Extracted records
* Begin *

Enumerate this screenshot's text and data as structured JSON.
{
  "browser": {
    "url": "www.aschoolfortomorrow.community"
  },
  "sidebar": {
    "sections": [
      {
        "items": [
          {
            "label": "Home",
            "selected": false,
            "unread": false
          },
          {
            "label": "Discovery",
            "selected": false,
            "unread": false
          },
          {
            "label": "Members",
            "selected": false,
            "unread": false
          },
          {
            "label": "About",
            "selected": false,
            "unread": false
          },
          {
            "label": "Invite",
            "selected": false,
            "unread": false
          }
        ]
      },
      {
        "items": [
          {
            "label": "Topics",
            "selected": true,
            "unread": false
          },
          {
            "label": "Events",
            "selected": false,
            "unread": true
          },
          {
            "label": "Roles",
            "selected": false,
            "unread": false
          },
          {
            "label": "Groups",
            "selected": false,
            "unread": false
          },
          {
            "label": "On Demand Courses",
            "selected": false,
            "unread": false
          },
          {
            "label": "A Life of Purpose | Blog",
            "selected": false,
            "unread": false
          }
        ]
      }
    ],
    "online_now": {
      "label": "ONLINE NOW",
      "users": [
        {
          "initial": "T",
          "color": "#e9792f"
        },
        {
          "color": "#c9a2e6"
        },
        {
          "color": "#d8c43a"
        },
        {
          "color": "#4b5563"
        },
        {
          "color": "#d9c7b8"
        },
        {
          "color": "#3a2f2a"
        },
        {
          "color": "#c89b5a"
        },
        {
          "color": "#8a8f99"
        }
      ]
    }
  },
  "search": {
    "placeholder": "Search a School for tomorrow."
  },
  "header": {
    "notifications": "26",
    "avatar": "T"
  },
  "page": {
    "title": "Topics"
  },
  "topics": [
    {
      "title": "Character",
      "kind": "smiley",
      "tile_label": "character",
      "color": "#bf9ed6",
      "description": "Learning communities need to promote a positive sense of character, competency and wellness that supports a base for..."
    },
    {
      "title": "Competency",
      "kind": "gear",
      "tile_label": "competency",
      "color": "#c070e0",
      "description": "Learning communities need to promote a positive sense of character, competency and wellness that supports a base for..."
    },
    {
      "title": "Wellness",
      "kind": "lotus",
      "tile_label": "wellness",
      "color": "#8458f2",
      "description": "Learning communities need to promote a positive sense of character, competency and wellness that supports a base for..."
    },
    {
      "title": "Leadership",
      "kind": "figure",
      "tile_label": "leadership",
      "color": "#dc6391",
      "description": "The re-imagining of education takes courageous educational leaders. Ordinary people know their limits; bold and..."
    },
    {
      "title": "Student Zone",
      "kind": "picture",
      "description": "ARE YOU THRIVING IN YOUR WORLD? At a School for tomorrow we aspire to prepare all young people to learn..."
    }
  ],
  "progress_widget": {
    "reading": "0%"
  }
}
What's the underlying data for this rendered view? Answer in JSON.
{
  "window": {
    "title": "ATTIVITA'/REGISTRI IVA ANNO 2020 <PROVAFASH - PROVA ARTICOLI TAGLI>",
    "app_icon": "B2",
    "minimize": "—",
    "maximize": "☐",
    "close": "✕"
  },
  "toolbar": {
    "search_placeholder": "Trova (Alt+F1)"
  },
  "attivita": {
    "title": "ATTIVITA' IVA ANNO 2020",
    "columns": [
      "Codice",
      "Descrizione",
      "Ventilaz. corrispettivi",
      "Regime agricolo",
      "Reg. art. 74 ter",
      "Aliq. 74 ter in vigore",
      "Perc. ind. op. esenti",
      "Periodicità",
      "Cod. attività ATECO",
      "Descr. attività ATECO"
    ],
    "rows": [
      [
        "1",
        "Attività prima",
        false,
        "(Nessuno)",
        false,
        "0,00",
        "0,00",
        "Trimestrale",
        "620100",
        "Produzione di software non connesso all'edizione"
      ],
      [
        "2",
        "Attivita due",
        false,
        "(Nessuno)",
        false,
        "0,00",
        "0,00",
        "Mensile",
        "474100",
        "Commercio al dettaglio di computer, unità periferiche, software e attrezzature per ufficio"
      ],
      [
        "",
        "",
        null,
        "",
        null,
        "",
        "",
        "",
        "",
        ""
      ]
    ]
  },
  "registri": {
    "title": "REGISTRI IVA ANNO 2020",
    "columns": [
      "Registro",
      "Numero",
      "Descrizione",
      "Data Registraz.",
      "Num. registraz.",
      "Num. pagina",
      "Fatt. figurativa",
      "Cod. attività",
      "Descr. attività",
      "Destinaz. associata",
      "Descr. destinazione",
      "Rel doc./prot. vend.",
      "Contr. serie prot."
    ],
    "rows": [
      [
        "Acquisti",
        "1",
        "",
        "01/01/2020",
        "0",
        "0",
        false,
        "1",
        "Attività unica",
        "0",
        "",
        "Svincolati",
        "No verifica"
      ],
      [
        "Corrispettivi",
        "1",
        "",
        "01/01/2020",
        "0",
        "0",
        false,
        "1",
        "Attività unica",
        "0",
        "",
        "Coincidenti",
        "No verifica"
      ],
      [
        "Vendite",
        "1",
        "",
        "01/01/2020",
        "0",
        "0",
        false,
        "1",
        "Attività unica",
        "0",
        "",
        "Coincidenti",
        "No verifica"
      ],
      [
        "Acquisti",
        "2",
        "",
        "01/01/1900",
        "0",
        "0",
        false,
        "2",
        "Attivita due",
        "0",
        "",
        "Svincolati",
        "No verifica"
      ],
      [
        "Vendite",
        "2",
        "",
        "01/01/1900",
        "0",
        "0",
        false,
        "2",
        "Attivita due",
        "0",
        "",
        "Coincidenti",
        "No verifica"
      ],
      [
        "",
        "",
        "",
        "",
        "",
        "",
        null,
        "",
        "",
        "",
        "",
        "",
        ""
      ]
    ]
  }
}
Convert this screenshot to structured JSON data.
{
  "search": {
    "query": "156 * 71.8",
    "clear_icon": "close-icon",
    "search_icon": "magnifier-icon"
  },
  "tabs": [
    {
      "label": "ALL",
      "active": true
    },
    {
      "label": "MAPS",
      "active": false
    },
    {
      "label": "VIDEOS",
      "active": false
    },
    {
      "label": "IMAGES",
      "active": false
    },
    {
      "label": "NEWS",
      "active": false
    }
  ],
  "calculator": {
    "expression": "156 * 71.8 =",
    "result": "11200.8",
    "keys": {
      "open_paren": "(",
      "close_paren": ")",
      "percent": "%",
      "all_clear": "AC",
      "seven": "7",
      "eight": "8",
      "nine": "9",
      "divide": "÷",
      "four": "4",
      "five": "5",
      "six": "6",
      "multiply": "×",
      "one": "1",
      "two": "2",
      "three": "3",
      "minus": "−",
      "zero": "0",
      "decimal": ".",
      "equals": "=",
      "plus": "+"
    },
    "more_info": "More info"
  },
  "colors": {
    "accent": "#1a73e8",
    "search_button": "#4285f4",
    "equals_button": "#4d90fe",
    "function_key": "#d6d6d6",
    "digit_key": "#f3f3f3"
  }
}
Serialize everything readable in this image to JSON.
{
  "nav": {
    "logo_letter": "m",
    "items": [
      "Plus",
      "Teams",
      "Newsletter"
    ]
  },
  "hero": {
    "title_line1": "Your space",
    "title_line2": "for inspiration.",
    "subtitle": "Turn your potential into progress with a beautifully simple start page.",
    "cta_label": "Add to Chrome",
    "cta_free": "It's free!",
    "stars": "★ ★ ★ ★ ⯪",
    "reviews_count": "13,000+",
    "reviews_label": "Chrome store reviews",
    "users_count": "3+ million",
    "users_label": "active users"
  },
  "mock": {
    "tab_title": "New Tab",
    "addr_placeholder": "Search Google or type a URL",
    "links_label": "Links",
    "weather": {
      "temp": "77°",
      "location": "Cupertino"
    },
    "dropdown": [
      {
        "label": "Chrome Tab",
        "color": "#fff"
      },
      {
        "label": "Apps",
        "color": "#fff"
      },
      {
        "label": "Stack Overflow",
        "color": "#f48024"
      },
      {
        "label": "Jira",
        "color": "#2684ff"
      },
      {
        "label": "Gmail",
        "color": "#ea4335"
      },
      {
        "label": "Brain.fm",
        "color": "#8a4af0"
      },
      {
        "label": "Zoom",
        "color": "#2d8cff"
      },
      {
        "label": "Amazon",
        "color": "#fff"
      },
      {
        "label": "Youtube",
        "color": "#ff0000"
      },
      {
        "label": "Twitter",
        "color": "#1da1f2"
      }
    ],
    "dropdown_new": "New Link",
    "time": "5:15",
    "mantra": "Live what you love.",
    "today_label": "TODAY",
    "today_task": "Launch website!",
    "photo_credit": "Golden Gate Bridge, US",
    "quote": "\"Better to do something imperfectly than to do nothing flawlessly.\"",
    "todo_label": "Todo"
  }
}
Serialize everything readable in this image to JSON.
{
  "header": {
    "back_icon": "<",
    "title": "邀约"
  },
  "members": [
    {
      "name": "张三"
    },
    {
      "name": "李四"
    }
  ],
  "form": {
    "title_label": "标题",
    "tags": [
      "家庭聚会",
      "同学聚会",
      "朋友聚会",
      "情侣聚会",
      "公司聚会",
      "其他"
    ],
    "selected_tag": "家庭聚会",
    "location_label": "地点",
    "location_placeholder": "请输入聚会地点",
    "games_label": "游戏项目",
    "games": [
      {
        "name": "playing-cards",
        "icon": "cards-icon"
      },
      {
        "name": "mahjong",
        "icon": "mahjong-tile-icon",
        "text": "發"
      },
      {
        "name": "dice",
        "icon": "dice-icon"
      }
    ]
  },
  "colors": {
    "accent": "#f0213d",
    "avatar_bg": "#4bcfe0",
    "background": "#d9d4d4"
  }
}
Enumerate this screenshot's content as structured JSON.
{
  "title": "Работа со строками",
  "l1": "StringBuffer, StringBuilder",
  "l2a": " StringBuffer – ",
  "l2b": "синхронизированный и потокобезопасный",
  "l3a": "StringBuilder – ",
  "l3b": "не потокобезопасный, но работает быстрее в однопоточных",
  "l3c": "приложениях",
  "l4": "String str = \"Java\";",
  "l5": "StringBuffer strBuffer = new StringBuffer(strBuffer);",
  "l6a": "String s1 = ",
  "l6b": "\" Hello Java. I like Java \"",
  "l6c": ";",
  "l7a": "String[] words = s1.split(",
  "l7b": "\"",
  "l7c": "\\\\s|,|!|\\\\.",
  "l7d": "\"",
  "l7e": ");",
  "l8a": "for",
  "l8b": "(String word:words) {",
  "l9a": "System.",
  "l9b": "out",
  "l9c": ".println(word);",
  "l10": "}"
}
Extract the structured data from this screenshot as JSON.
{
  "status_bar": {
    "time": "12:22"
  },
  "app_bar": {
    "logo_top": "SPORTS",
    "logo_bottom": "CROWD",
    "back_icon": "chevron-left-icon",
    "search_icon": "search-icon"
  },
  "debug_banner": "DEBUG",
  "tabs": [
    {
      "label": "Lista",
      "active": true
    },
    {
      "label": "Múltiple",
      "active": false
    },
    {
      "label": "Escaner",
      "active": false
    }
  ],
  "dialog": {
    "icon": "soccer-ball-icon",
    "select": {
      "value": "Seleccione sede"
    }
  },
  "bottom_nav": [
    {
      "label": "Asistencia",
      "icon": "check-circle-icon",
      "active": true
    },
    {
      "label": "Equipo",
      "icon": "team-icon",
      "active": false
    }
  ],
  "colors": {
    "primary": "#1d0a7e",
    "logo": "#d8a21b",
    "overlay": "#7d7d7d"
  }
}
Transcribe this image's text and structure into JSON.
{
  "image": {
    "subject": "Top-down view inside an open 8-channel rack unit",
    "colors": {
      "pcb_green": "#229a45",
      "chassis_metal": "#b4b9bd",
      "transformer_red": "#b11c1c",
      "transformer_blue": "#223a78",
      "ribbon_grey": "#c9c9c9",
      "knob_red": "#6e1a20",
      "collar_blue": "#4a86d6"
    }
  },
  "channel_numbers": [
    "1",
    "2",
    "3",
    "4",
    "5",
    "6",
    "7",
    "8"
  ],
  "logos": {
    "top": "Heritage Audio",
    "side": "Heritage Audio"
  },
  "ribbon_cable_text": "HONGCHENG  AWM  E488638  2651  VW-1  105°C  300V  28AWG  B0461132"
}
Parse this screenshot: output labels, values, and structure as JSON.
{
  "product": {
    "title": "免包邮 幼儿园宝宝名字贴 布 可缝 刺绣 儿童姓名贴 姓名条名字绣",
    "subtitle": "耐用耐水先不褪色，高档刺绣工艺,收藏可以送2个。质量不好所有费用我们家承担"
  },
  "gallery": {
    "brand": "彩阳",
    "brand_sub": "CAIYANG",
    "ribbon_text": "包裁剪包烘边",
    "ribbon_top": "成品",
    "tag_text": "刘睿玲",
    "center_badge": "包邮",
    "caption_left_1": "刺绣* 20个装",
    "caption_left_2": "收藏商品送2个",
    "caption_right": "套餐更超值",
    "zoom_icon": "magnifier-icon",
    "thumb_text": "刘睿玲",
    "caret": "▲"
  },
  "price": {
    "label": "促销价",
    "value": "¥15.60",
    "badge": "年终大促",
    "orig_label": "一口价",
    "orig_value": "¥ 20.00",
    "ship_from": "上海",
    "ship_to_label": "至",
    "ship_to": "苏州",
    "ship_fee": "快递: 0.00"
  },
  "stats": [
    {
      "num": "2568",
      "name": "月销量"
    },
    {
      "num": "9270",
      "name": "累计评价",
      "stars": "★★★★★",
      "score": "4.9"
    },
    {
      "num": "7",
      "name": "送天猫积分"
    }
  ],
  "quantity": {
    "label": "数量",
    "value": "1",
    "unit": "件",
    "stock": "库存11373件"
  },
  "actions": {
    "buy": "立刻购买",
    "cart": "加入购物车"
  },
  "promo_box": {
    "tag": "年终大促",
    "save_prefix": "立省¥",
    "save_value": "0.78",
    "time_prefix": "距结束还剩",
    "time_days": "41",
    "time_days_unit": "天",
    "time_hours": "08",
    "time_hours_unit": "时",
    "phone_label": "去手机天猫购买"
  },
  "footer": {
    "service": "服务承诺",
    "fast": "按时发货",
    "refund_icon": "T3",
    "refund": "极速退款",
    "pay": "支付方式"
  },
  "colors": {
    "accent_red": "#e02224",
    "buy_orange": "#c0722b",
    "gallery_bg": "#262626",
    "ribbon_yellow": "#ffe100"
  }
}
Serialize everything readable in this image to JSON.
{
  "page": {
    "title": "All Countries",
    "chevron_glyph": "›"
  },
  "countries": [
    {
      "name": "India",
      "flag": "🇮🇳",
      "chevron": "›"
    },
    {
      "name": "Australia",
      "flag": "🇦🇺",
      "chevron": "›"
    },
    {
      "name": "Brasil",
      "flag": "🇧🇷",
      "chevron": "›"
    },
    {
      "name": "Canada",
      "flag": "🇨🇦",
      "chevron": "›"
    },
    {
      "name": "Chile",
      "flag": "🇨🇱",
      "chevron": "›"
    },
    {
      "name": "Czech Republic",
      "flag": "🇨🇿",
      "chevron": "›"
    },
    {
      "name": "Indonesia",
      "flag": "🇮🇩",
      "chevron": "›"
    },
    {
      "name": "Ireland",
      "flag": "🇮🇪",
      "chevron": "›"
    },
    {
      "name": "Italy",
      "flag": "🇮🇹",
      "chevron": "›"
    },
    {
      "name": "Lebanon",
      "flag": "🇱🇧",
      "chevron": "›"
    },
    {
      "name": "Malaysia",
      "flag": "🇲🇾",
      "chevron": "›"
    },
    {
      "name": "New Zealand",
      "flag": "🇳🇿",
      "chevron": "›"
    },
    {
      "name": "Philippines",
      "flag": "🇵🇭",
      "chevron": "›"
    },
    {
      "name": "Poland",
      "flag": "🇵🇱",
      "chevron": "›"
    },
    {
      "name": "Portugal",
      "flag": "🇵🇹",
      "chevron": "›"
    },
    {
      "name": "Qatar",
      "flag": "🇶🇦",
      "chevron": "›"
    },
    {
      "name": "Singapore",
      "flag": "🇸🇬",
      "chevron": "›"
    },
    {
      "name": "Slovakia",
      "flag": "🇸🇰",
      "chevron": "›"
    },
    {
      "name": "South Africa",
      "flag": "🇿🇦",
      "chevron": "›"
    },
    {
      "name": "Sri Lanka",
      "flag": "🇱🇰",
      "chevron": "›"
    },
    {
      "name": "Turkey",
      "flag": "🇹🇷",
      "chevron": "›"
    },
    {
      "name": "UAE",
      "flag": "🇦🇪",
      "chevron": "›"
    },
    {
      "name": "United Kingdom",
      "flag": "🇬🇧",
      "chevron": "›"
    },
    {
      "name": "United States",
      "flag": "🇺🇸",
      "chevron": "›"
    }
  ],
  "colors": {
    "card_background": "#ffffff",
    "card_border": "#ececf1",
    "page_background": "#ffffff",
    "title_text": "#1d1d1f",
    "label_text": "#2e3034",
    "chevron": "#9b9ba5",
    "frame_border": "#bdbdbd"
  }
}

* End *

**Required work**. Your task is to list each line of the records with the word "ffffff".

**Task solution**.
    "card_background": "#ffffff",
    "page_background": "#ffffff",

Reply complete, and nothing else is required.